*Exercise aim:* Copy the data that follows, character for character, minus the pictures.
==== Record excerpts ====
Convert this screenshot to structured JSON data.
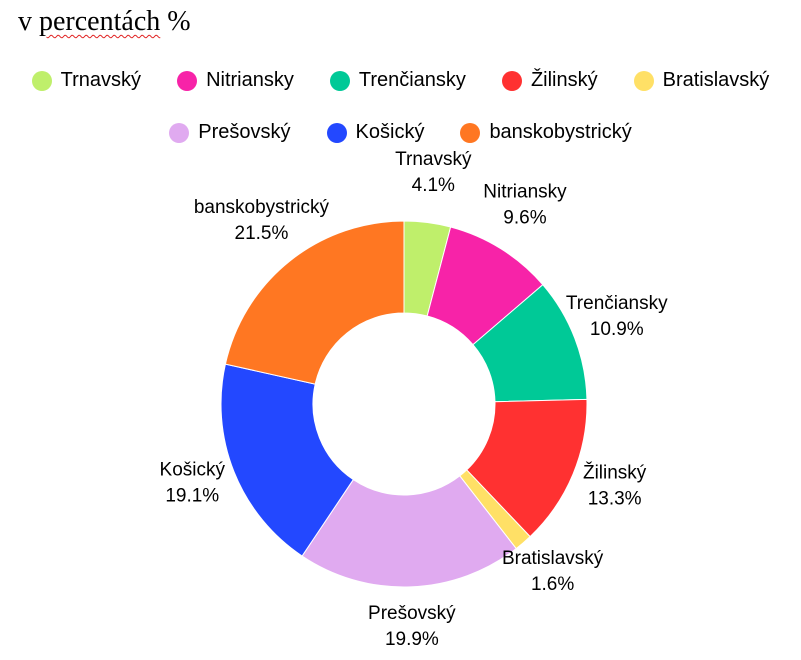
{
  "title": {
    "prefix": "v ",
    "underlined": "percentách",
    "suffix": " %"
  },
  "chart_data": {
    "type": "pie",
    "donut": true,
    "legend_position": "top",
    "slices": [
      {
        "label": "Trnavský",
        "value": 4.1,
        "value_label": "4.1%",
        "color": "#bfef6b"
      },
      {
        "label": "Nitriansky",
        "value": 9.6,
        "value_label": "9.6%",
        "color": "#f723a8"
      },
      {
        "label": "Trenčiansky",
        "value": 10.9,
        "value_label": "10.9%",
        "color": "#00c997"
      },
      {
        "label": "Žilinský",
        "value": 13.3,
        "value_label": "13.3%",
        "color": "#ff3131"
      },
      {
        "label": "Bratislavský",
        "value": 1.6,
        "value_label": "1.6%",
        "color": "#ffe066"
      },
      {
        "label": "Prešovský",
        "value": 19.9,
        "value_label": "19.9%",
        "color": "#e0aaf0"
      },
      {
        "label": "Košický",
        "value": 19.1,
        "value_label": "19.1%",
        "color": "#2348ff"
      },
      {
        "label": "banskobystrický",
        "value": 21.5,
        "value_label": "21.5%",
        "color": "#ff7722"
      }
    ]
  }
}
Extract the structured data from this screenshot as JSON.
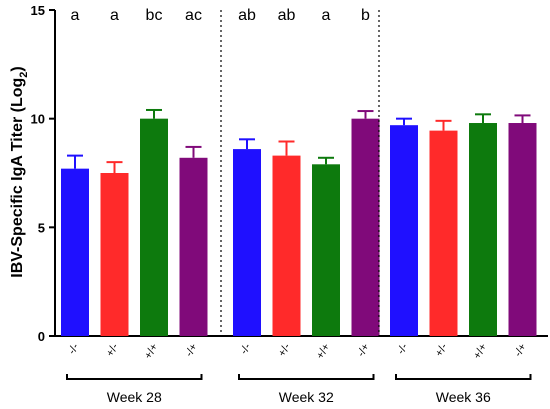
{
  "chart_data": {
    "type": "bar",
    "ylabel": "IBV-Specific IgA Titer (Log",
    "ylabel_sub": "2",
    "ylabel_close": ")",
    "ylim": [
      0,
      15
    ],
    "yticks": [
      0,
      5,
      10,
      15
    ],
    "groups": [
      {
        "label": "Week 28",
        "bars": [
          {
            "category": "-/-",
            "value": 7.7,
            "error": 0.6,
            "sig": "a",
            "color": "#1f10ff"
          },
          {
            "category": "+/-",
            "value": 7.5,
            "error": 0.5,
            "sig": "a",
            "color": "#ff2a2a"
          },
          {
            "category": "+/+",
            "value": 10.0,
            "error": 0.4,
            "sig": "bc",
            "color": "#0d7a0d"
          },
          {
            "category": "-/+",
            "value": 8.2,
            "error": 0.5,
            "sig": "ac",
            "color": "#800a7a"
          }
        ]
      },
      {
        "label": "Week 32",
        "bars": [
          {
            "category": "-/-",
            "value": 8.6,
            "error": 0.45,
            "sig": "ab",
            "color": "#1f10ff"
          },
          {
            "category": "+/-",
            "value": 8.3,
            "error": 0.65,
            "sig": "ab",
            "color": "#ff2a2a"
          },
          {
            "category": "+/+",
            "value": 7.9,
            "error": 0.3,
            "sig": "a",
            "color": "#0d7a0d"
          },
          {
            "category": "-/+",
            "value": 10.0,
            "error": 0.35,
            "sig": "b",
            "color": "#800a7a"
          }
        ]
      },
      {
        "label": "Week 36",
        "bars": [
          {
            "category": "-/-",
            "value": 9.7,
            "error": 0.3,
            "sig": "",
            "color": "#1f10ff"
          },
          {
            "category": "+/-",
            "value": 9.45,
            "error": 0.45,
            "sig": "",
            "color": "#ff2a2a"
          },
          {
            "category": "+/+",
            "value": 9.8,
            "error": 0.4,
            "sig": "",
            "color": "#0d7a0d"
          },
          {
            "category": "-/+",
            "value": 9.8,
            "error": 0.35,
            "sig": "",
            "color": "#800a7a"
          }
        ]
      }
    ],
    "separators": "dotted",
    "grid": false
  }
}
====
*Task result:*
Convert this screenshot to structured JSON data.
{
  "title": {
    "prefix": "v ",
    "underlined": "percentách",
    "suffix": " %"
  },
  "chart_data": {
    "type": "pie",
    "donut": true,
    "legend_position": "top",
    "slices": [
      {
        "label": "Trnavský",
        "value": 4.1,
        "value_label": "4.1%",
        "color": "#bfef6b"
      },
      {
        "label": "Nitriansky",
        "value": 9.6,
        "value_label": "9.6%",
        "color": "#f723a8"
      },
      {
        "label": "Trenčiansky",
        "value": 10.9,
        "value_label": "10.9%",
        "color": "#00c997"
      },
      {
        "label": "Žilinský",
        "value": 13.3,
        "value_label": "13.3%",
        "color": "#ff3131"
      },
      {
        "label": "Bratislavský",
        "value": 1.6,
        "value_label": "1.6%",
        "color": "#ffe066"
      },
      {
        "label": "Prešovský",
        "value": 19.9,
        "value_label": "19.9%",
        "color": "#e0aaf0"
      },
      {
        "label": "Košický",
        "value": 19.1,
        "value_label": "19.1%",
        "color": "#2348ff"
      },
      {
        "label": "banskobystrický",
        "value": 21.5,
        "value_label": "21.5%",
        "color": "#ff7722"
      }
    ]
  }
}
Extract the structured data from this screenshot as JSON.
{
  "chart_data": {
    "type": "bar",
    "ylabel": "IBV-Specific IgA Titer (Log",
    "ylabel_sub": "2",
    "ylabel_close": ")",
    "ylim": [
      0,
      15
    ],
    "yticks": [
      0,
      5,
      10,
      15
    ],
    "groups": [
      {
        "label": "Week 28",
        "bars": [
          {
            "category": "-/-",
            "value": 7.7,
            "error": 0.6,
            "sig": "a",
            "color": "#1f10ff"
          },
          {
            "category": "+/-",
            "value": 7.5,
            "error": 0.5,
            "sig": "a",
            "color": "#ff2a2a"
          },
          {
            "category": "+/+",
            "value": 10.0,
            "error": 0.4,
            "sig": "bc",
            "color": "#0d7a0d"
          },
          {
            "category": "-/+",
            "value": 8.2,
            "error": 0.5,
            "sig": "ac",
            "color": "#800a7a"
          }
        ]
      },
      {
        "label": "Week 32",
        "bars": [
          {
            "category": "-/-",
            "value": 8.6,
            "error": 0.45,
            "sig": "ab",
            "color": "#1f10ff"
          },
          {
            "category": "+/-",
            "value": 8.3,
            "error": 0.65,
            "sig": "ab",
            "color": "#ff2a2a"
          },
          {
            "category": "+/+",
            "value": 7.9,
            "error": 0.3,
            "sig": "a",
            "color": "#0d7a0d"
          },
          {
            "category": "-/+",
            "value": 10.0,
            "error": 0.35,
            "sig": "b",
            "color": "#800a7a"
          }
        ]
      },
      {
        "label": "Week 36",
        "bars": [
          {
            "category": "-/-",
            "value": 9.7,
            "error": 0.3,
            "sig": "",
            "color": "#1f10ff"
          },
          {
            "category": "+/-",
            "value": 9.45,
            "error": 0.45,
            "sig": "",
            "color": "#ff2a2a"
          },
          {
            "category": "+/+",
            "value": 9.8,
            "error": 0.4,
            "sig": "",
            "color": "#0d7a0d"
          },
          {
            "category": "-/+",
            "value": 9.8,
            "error": 0.35,
            "sig": "",
            "color": "#800a7a"
          }
        ]
      }
    ],
    "separators": "dotted",
    "grid": false
  }
}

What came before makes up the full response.